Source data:
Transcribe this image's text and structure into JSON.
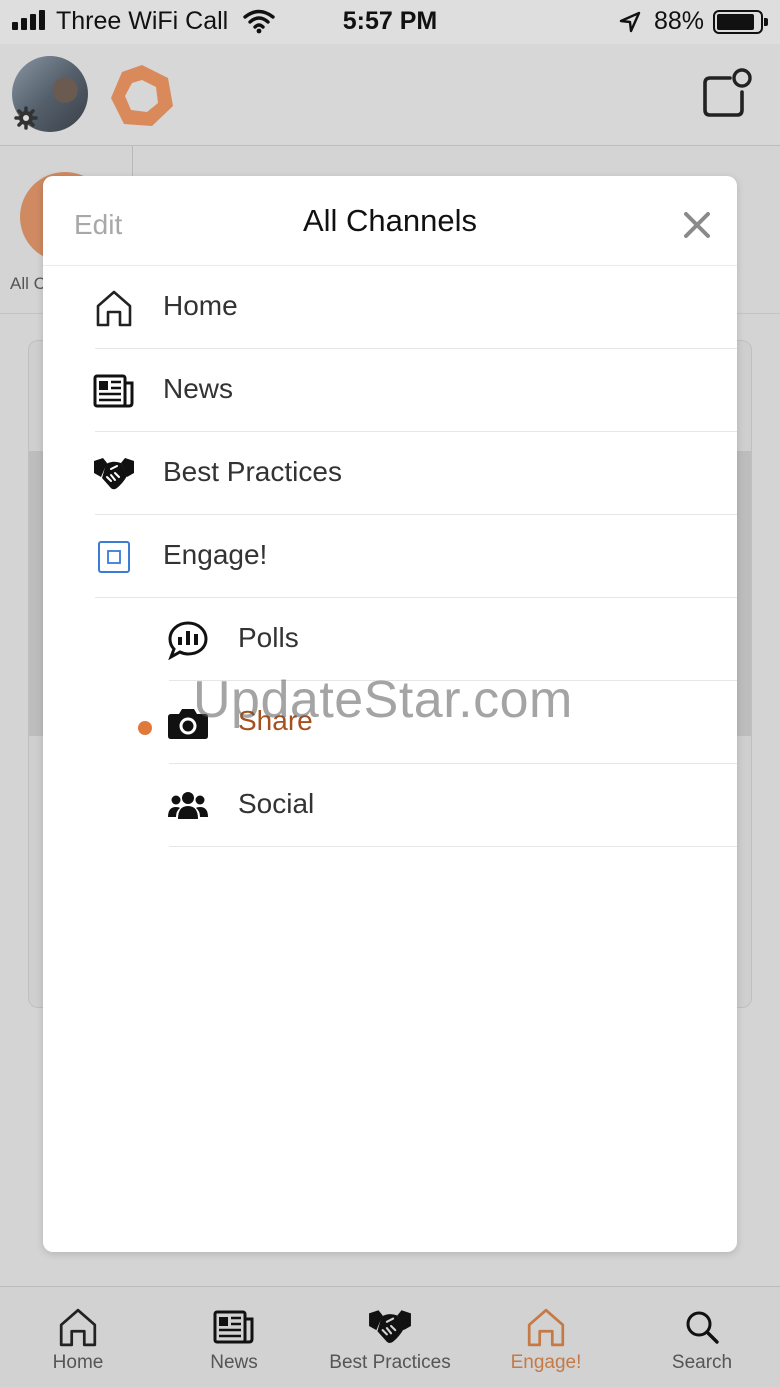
{
  "status_bar": {
    "carrier": "Three WiFi Call",
    "time": "5:57 PM",
    "battery_percent": "88%",
    "battery_level": 0.88,
    "icons": [
      "signal-bars-icon",
      "wifi-icon",
      "location-arrow-icon",
      "battery-icon"
    ]
  },
  "header": {
    "avatar": "user-avatar",
    "icons": [
      "settings-gear-icon",
      "brand-logo-icon",
      "compose-notification-icon"
    ]
  },
  "background": {
    "channel_strip_label": "All C"
  },
  "modal": {
    "edit_label": "Edit",
    "title": "All Channels",
    "close_icon": "close-x-icon",
    "channels": [
      {
        "label": "Home",
        "icon": "home-icon",
        "level": 0
      },
      {
        "label": "News",
        "icon": "newspaper-icon",
        "level": 0
      },
      {
        "label": "Best Practices",
        "icon": "handshake-icon",
        "level": 0
      },
      {
        "label": "Engage!",
        "icon": "engage-square-icon",
        "level": 0
      },
      {
        "label": "Polls",
        "icon": "poll-chat-icon",
        "level": 1
      },
      {
        "label": "Share",
        "icon": "camera-icon",
        "level": 1,
        "active": true
      },
      {
        "label": "Social",
        "icon": "people-group-icon",
        "level": 1
      }
    ],
    "active_color": "#a6501e",
    "dot_color": "#e07a3c"
  },
  "watermark": "UpdateStar.com",
  "tab_bar": {
    "tabs": [
      {
        "label": "Home",
        "icon": "home-icon"
      },
      {
        "label": "News",
        "icon": "newspaper-icon"
      },
      {
        "label": "Best Practices",
        "icon": "handshake-icon"
      },
      {
        "label": "Engage!",
        "icon": "home-outline-icon",
        "active": true
      },
      {
        "label": "Search",
        "icon": "search-icon"
      }
    ],
    "active_color": "#c57a46"
  }
}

■ **WORK TO DO**
Copy the material shown above in full and exactly. Skip the pictures.

■ **THE RESULT**
Transcribe this image's text and structure into JSON.
{
  "status_bar": {
    "carrier": "Three WiFi Call",
    "time": "5:57 PM",
    "battery_percent": "88%",
    "battery_level": 0.88,
    "icons": [
      "signal-bars-icon",
      "wifi-icon",
      "location-arrow-icon",
      "battery-icon"
    ]
  },
  "header": {
    "avatar": "user-avatar",
    "icons": [
      "settings-gear-icon",
      "brand-logo-icon",
      "compose-notification-icon"
    ]
  },
  "background": {
    "channel_strip_label": "All C"
  },
  "modal": {
    "edit_label": "Edit",
    "title": "All Channels",
    "close_icon": "close-x-icon",
    "channels": [
      {
        "label": "Home",
        "icon": "home-icon",
        "level": 0
      },
      {
        "label": "News",
        "icon": "newspaper-icon",
        "level": 0
      },
      {
        "label": "Best Practices",
        "icon": "handshake-icon",
        "level": 0
      },
      {
        "label": "Engage!",
        "icon": "engage-square-icon",
        "level": 0
      },
      {
        "label": "Polls",
        "icon": "poll-chat-icon",
        "level": 1
      },
      {
        "label": "Share",
        "icon": "camera-icon",
        "level": 1,
        "active": true
      },
      {
        "label": "Social",
        "icon": "people-group-icon",
        "level": 1
      }
    ],
    "active_color": "#a6501e",
    "dot_color": "#e07a3c"
  },
  "watermark": "UpdateStar.com",
  "tab_bar": {
    "tabs": [
      {
        "label": "Home",
        "icon": "home-icon"
      },
      {
        "label": "News",
        "icon": "newspaper-icon"
      },
      {
        "label": "Best Practices",
        "icon": "handshake-icon"
      },
      {
        "label": "Engage!",
        "icon": "home-outline-icon",
        "active": true
      },
      {
        "label": "Search",
        "icon": "search-icon"
      }
    ],
    "active_color": "#c57a46"
  }
}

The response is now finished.